# [GOAL]
Find every line in the records below that holds the word "United" and copy it.

# [GIVEN RECORDS]

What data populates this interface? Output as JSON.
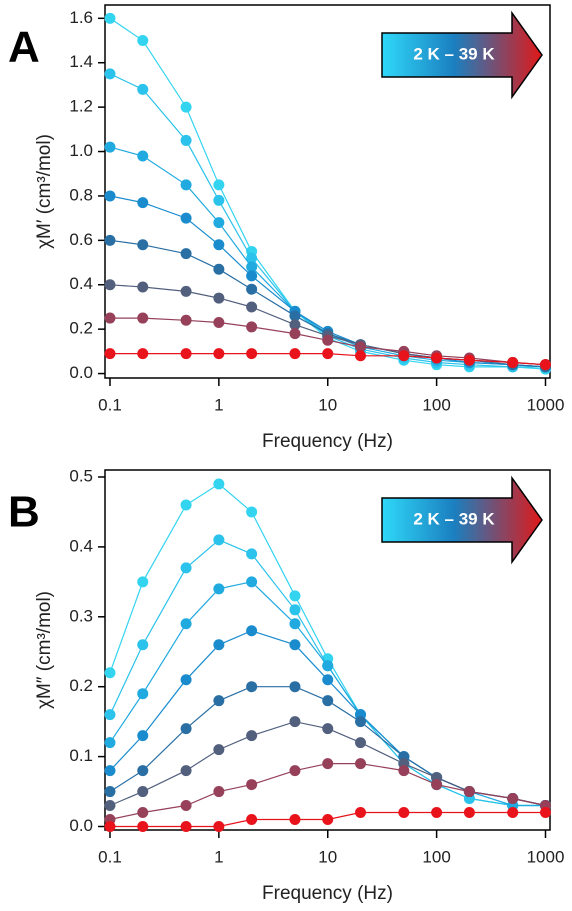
{
  "chart_data": [
    {
      "type": "line",
      "panel_label": "A",
      "annotation": "2 K – 39 K",
      "xlabel": "Frequency (Hz)",
      "ylabel": "χM′ (cm³/mol)",
      "xscale": "log",
      "x": [
        0.1,
        0.2,
        0.5,
        1,
        2,
        5,
        10,
        20,
        50,
        100,
        200,
        500,
        1000
      ],
      "xlim": [
        0.09,
        1100
      ],
      "xticks": [
        0.1,
        1,
        10,
        100,
        1000
      ],
      "ylim": [
        -0.02,
        1.66
      ],
      "yticks": [
        {
          "value": 0,
          "label": "0.0"
        },
        0.2,
        0.4,
        0.6,
        0.8,
        {
          "value": 1,
          "label": "1.0"
        },
        1.2,
        1.4,
        1.6
      ],
      "series": [
        {
          "color": "#33d4f0",
          "values": [
            1.6,
            1.5,
            1.2,
            0.85,
            0.55,
            0.28,
            0.16,
            0.1,
            0.06,
            0.04,
            0.03,
            0.03,
            0.02
          ]
        },
        {
          "color": "#2bc3ec",
          "values": [
            1.35,
            1.28,
            1.05,
            0.78,
            0.52,
            0.28,
            0.17,
            0.11,
            0.07,
            0.05,
            0.04,
            0.03,
            0.03
          ]
        },
        {
          "color": "#20aae0",
          "values": [
            1.02,
            0.98,
            0.85,
            0.68,
            0.48,
            0.28,
            0.18,
            0.12,
            0.08,
            0.06,
            0.05,
            0.04,
            0.03
          ]
        },
        {
          "color": "#1a8cce",
          "values": [
            0.8,
            0.77,
            0.7,
            0.58,
            0.44,
            0.28,
            0.19,
            0.13,
            0.09,
            0.07,
            0.05,
            0.04,
            0.03
          ]
        },
        {
          "color": "#2a6fa4",
          "values": [
            0.6,
            0.58,
            0.54,
            0.47,
            0.38,
            0.26,
            0.18,
            0.13,
            0.09,
            0.07,
            0.06,
            0.04,
            0.03
          ]
        },
        {
          "color": "#52607e",
          "values": [
            0.4,
            0.39,
            0.37,
            0.34,
            0.3,
            0.22,
            0.17,
            0.13,
            0.09,
            0.07,
            0.06,
            0.05,
            0.04
          ]
        },
        {
          "color": "#96405a",
          "values": [
            0.25,
            0.25,
            0.24,
            0.23,
            0.21,
            0.18,
            0.15,
            0.12,
            0.1,
            0.08,
            0.07,
            0.05,
            0.04
          ]
        },
        {
          "color": "#e8131b",
          "values": [
            0.09,
            0.09,
            0.09,
            0.09,
            0.09,
            0.09,
            0.09,
            0.08,
            0.08,
            0.07,
            0.06,
            0.05,
            0.04
          ]
        }
      ]
    },
    {
      "type": "line",
      "panel_label": "B",
      "annotation": "2 K – 39 K",
      "xlabel": "Frequency (Hz)",
      "ylabel": "χM″ (cm³/mol)",
      "xscale": "log",
      "x": [
        0.1,
        0.2,
        0.5,
        1,
        2,
        5,
        10,
        20,
        50,
        100,
        200,
        500,
        1000
      ],
      "xlim": [
        0.09,
        1100
      ],
      "xticks": [
        0.1,
        1,
        10,
        100,
        1000
      ],
      "ylim": [
        -0.005,
        0.51
      ],
      "yticks": [
        {
          "value": 0,
          "label": "0.0"
        },
        0.1,
        0.2,
        0.3,
        0.4,
        0.5
      ],
      "series": [
        {
          "color": "#33d4f0",
          "values": [
            0.22,
            0.35,
            0.46,
            0.49,
            0.45,
            0.33,
            0.24,
            0.16,
            0.09,
            0.06,
            0.04,
            0.03,
            0.03
          ]
        },
        {
          "color": "#2bc3ec",
          "values": [
            0.16,
            0.26,
            0.37,
            0.41,
            0.39,
            0.31,
            0.23,
            0.16,
            0.09,
            0.06,
            0.04,
            0.03,
            0.03
          ]
        },
        {
          "color": "#20aae0",
          "values": [
            0.12,
            0.19,
            0.29,
            0.34,
            0.35,
            0.29,
            0.23,
            0.16,
            0.1,
            0.07,
            0.05,
            0.03,
            0.03
          ]
        },
        {
          "color": "#1a8cce",
          "values": [
            0.08,
            0.13,
            0.21,
            0.26,
            0.28,
            0.26,
            0.21,
            0.16,
            0.1,
            0.07,
            0.05,
            0.04,
            0.03
          ]
        },
        {
          "color": "#2a6fa4",
          "values": [
            0.05,
            0.08,
            0.14,
            0.18,
            0.2,
            0.2,
            0.18,
            0.15,
            0.1,
            0.07,
            0.05,
            0.04,
            0.03
          ]
        },
        {
          "color": "#52607e",
          "values": [
            0.03,
            0.05,
            0.08,
            0.11,
            0.13,
            0.15,
            0.14,
            0.12,
            0.09,
            0.07,
            0.05,
            0.04,
            0.03
          ]
        },
        {
          "color": "#96405a",
          "values": [
            0.01,
            0.02,
            0.03,
            0.05,
            0.06,
            0.08,
            0.09,
            0.09,
            0.08,
            0.06,
            0.05,
            0.04,
            0.03
          ]
        },
        {
          "color": "#e8131b",
          "values": [
            0,
            0,
            0,
            0,
            0.01,
            0.01,
            0.01,
            0.02,
            0.02,
            0.02,
            0.02,
            0.02,
            0.02
          ]
        }
      ]
    }
  ]
}
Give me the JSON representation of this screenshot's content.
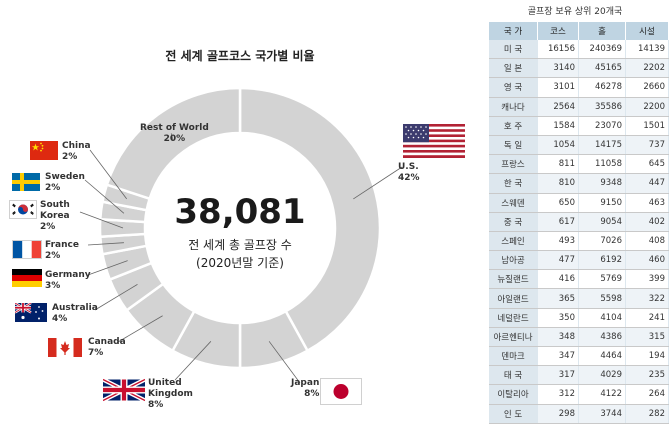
{
  "chart_data": [
    {
      "type": "donut",
      "title": "전 세계 골프코스 국가별 비율",
      "center": {
        "value": "38,081",
        "line1": "전 세계 총 골프장 수",
        "line2": "(2020년말 기준)"
      },
      "slices": [
        {
          "name": "U.S.",
          "label": "U.S.",
          "percent_label": "42%",
          "value": 42
        },
        {
          "name": "Japan",
          "label": "Japan",
          "percent_label": "8%",
          "value": 8
        },
        {
          "name": "United Kingdom",
          "label": "United\nKingdom",
          "percent_label": "8%",
          "value": 8
        },
        {
          "name": "Canada",
          "label": "Canada",
          "percent_label": "7%",
          "value": 7
        },
        {
          "name": "Australia",
          "label": "Australia",
          "percent_label": "4%",
          "value": 4
        },
        {
          "name": "Germany",
          "label": "Germany",
          "percent_label": "3%",
          "value": 3
        },
        {
          "name": "France",
          "label": "France",
          "percent_label": "2%",
          "value": 2
        },
        {
          "name": "South Korea",
          "label": "South\nKorea",
          "percent_label": "2%",
          "value": 2
        },
        {
          "name": "Sweden",
          "label": "Sweden",
          "percent_label": "2%",
          "value": 2
        },
        {
          "name": "China",
          "label": "China",
          "percent_label": "2%",
          "value": 2
        },
        {
          "name": "Rest of World",
          "label": "Rest of World",
          "percent_label": "20%",
          "value": 20
        }
      ],
      "colors": {
        "slice": "#d3d3d3",
        "separator": "#ffffff",
        "leader": "#666666"
      }
    },
    {
      "type": "table",
      "title": "골프장 보유 상위 20개국",
      "columns": [
        "국 가",
        "코스",
        "홀",
        "시설"
      ],
      "rows": [
        [
          "미 국",
          "16156",
          "240369",
          "14139"
        ],
        [
          "일 본",
          "3140",
          "45165",
          "2202"
        ],
        [
          "영 국",
          "3101",
          "46278",
          "2660"
        ],
        [
          "캐나다",
          "2564",
          "35586",
          "2200"
        ],
        [
          "호 주",
          "1584",
          "23070",
          "1501"
        ],
        [
          "독 일",
          "1054",
          "14175",
          "737"
        ],
        [
          "프랑스",
          "811",
          "11058",
          "645"
        ],
        [
          "한 국",
          "810",
          "9348",
          "447"
        ],
        [
          "스웨덴",
          "650",
          "9150",
          "463"
        ],
        [
          "중 국",
          "617",
          "9054",
          "402"
        ],
        [
          "스페인",
          "493",
          "7026",
          "408"
        ],
        [
          "남아공",
          "477",
          "6192",
          "460"
        ],
        [
          "뉴질랜드",
          "416",
          "5769",
          "399"
        ],
        [
          "아일랜드",
          "365",
          "5598",
          "322"
        ],
        [
          "네덜란드",
          "350",
          "4104",
          "241"
        ],
        [
          "아르헨티나",
          "348",
          "4386",
          "315"
        ],
        [
          "덴마크",
          "347",
          "4464",
          "194"
        ],
        [
          "태 국",
          "317",
          "4029",
          "235"
        ],
        [
          "이탈리아",
          "312",
          "4122",
          "264"
        ],
        [
          "인 도",
          "298",
          "3744",
          "282"
        ]
      ]
    }
  ]
}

# [COMPLETE ANSWER]
          "name": "United Kingdom",
          "label": "United\nKingdom",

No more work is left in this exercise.